## Task to complete
Leave out the pictures and restate the rest of the data exactly.

## Dataset extract
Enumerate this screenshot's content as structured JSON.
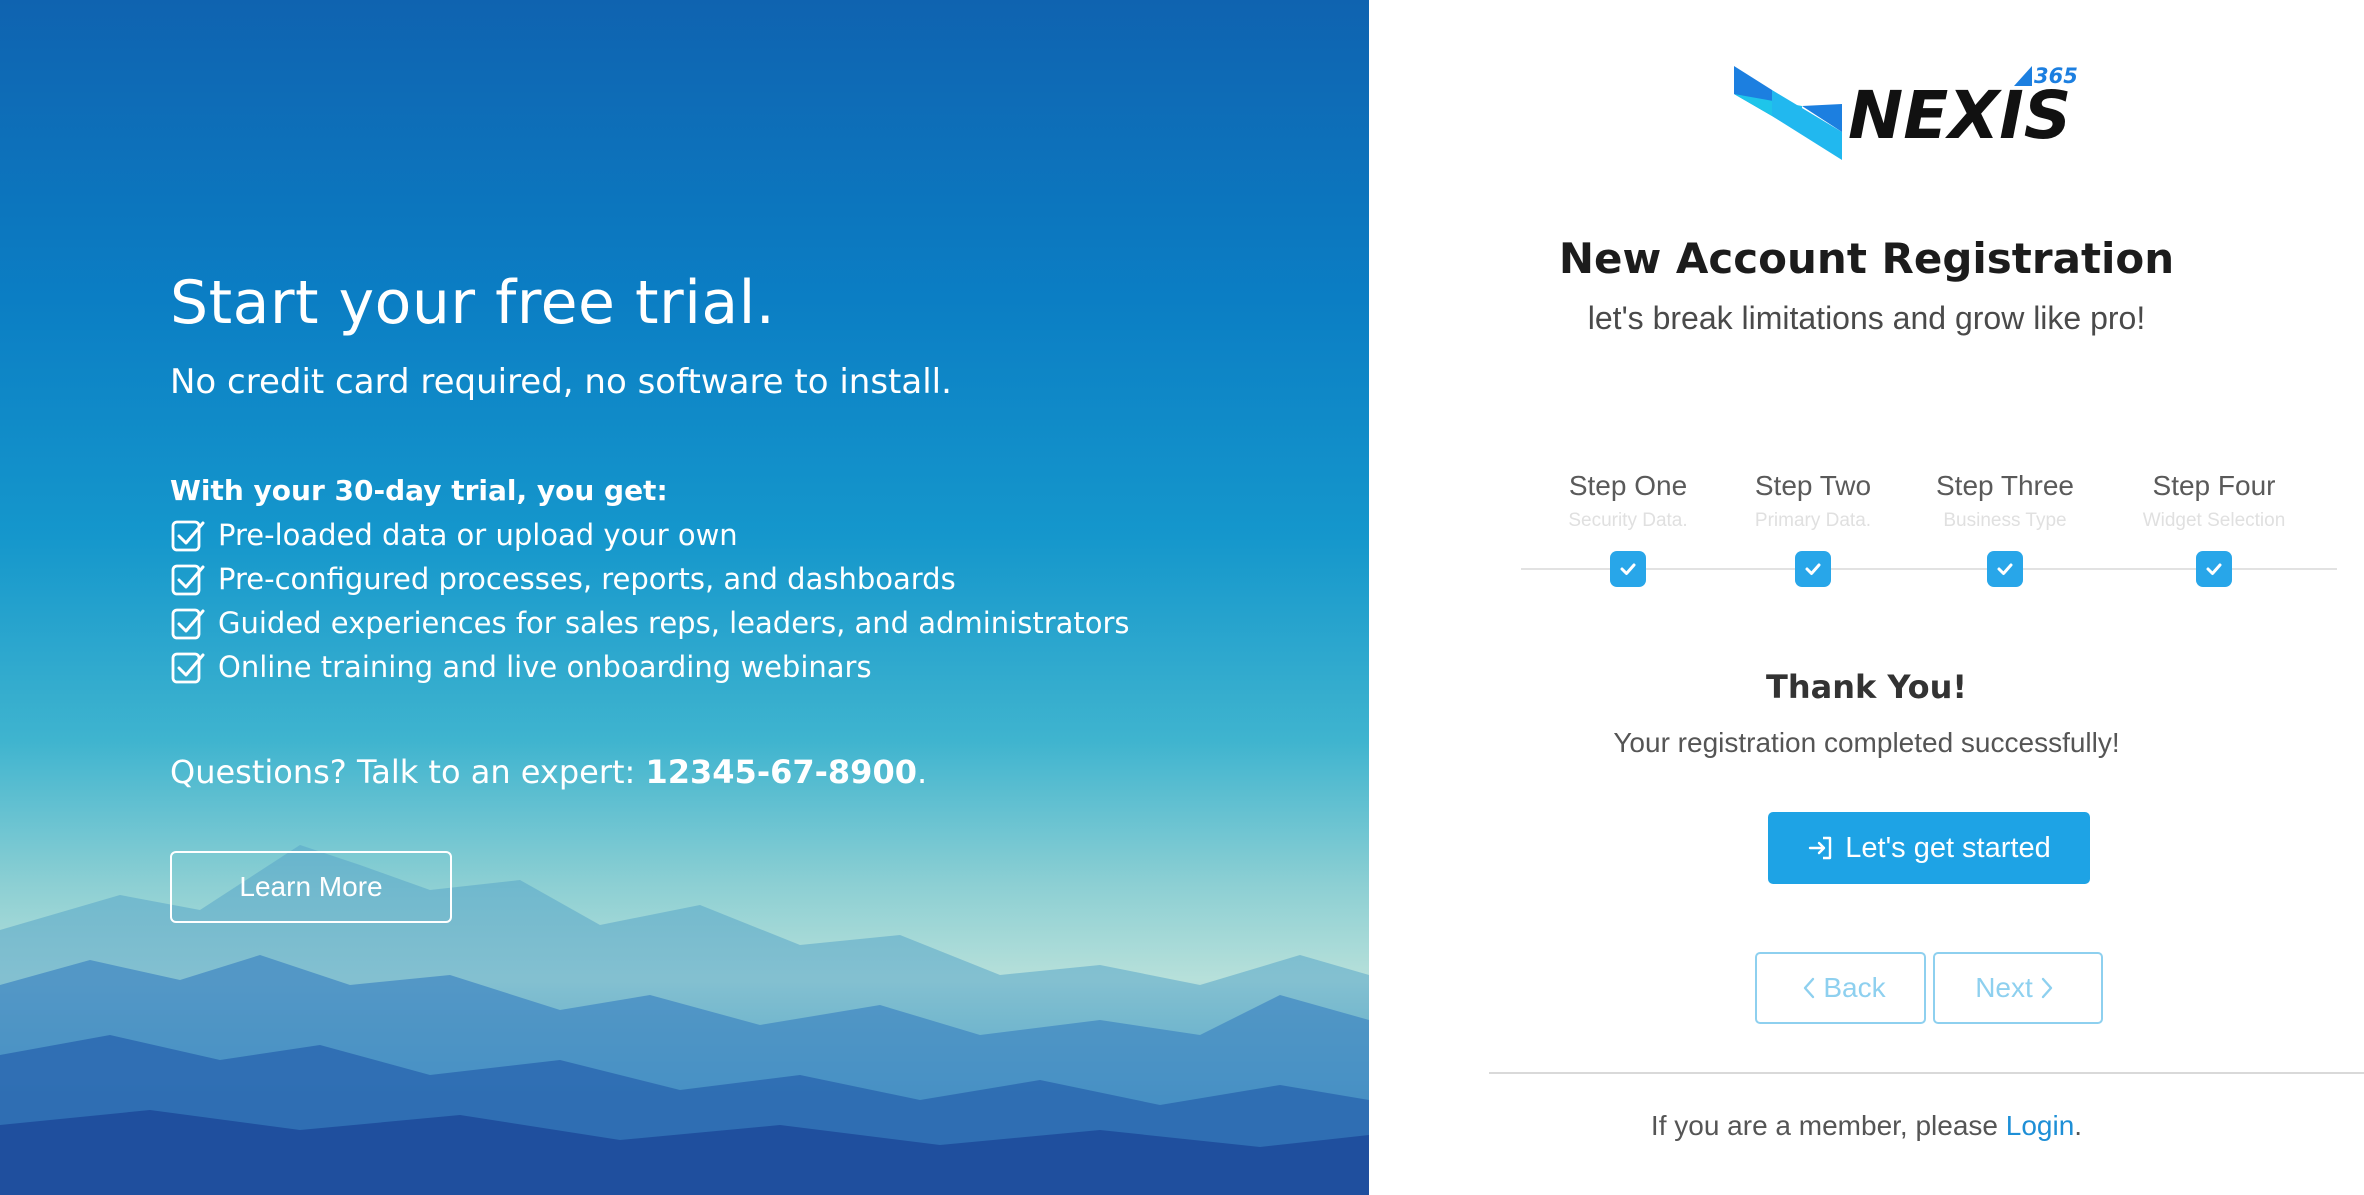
{
  "hero": {
    "title": "Start your free trial.",
    "subtitle": "No credit card required, no software to install.",
    "trial_heading": "With your 30-day trial, you get:",
    "features": [
      "Pre-loaded data or upload your own",
      "Pre-configured processes, reports, and dashboards",
      "Guided experiences for sales reps, leaders, and administrators",
      "Online training and live onboarding webinars"
    ],
    "questions_prefix": "Questions? Talk to an expert: ",
    "phone": "12345-67-8900",
    "questions_suffix": ".",
    "learn_more_label": "Learn More"
  },
  "brand": {
    "logo_text": "NEXIS",
    "logo_badge": "365",
    "accent": "#1ea3e5"
  },
  "registration": {
    "title": "New Account Registration",
    "subtitle": "let's break limitations and grow like pro!",
    "steps": [
      {
        "title": "Step One",
        "subtitle": "Security Data.",
        "completed": true
      },
      {
        "title": "Step Two",
        "subtitle": "Primary Data.",
        "completed": true
      },
      {
        "title": "Step Three",
        "subtitle": "Business Type",
        "completed": true
      },
      {
        "title": "Step Four",
        "subtitle": "Widget Selection",
        "completed": true
      }
    ],
    "thanks_title": "Thank You!",
    "thanks_message": "Your registration completed successfully!",
    "start_button": "Let's get started",
    "back_button": "Back",
    "next_button": "Next",
    "member_prefix": "If you are a member, please ",
    "login_link": "Login",
    "member_suffix": "."
  },
  "icons": {
    "feature_check": "checkbox-check-icon",
    "step_check": "check-icon",
    "start": "sign-in-icon",
    "back": "chevron-left-icon",
    "next": "chevron-right-icon"
  }
}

## Response to the task
Enumerate this screenshot's content as structured JSON.
{
  "hero": {
    "title": "Start your free trial.",
    "subtitle": "No credit card required, no software to install.",
    "trial_heading": "With your 30-day trial, you get:",
    "features": [
      "Pre-loaded data or upload your own",
      "Pre-configured processes, reports, and dashboards",
      "Guided experiences for sales reps, leaders, and administrators",
      "Online training and live onboarding webinars"
    ],
    "questions_prefix": "Questions? Talk to an expert: ",
    "phone": "12345-67-8900",
    "questions_suffix": ".",
    "learn_more_label": "Learn More"
  },
  "brand": {
    "logo_text": "NEXIS",
    "logo_badge": "365",
    "accent": "#1ea3e5"
  },
  "registration": {
    "title": "New Account Registration",
    "subtitle": "let's break limitations and grow like pro!",
    "steps": [
      {
        "title": "Step One",
        "subtitle": "Security Data.",
        "completed": true
      },
      {
        "title": "Step Two",
        "subtitle": "Primary Data.",
        "completed": true
      },
      {
        "title": "Step Three",
        "subtitle": "Business Type",
        "completed": true
      },
      {
        "title": "Step Four",
        "subtitle": "Widget Selection",
        "completed": true
      }
    ],
    "thanks_title": "Thank You!",
    "thanks_message": "Your registration completed successfully!",
    "start_button": "Let's get started",
    "back_button": "Back",
    "next_button": "Next",
    "member_prefix": "If you are a member, please ",
    "login_link": "Login",
    "member_suffix": "."
  },
  "icons": {
    "feature_check": "checkbox-check-icon",
    "step_check": "check-icon",
    "start": "sign-in-icon",
    "back": "chevron-left-icon",
    "next": "chevron-right-icon"
  }
}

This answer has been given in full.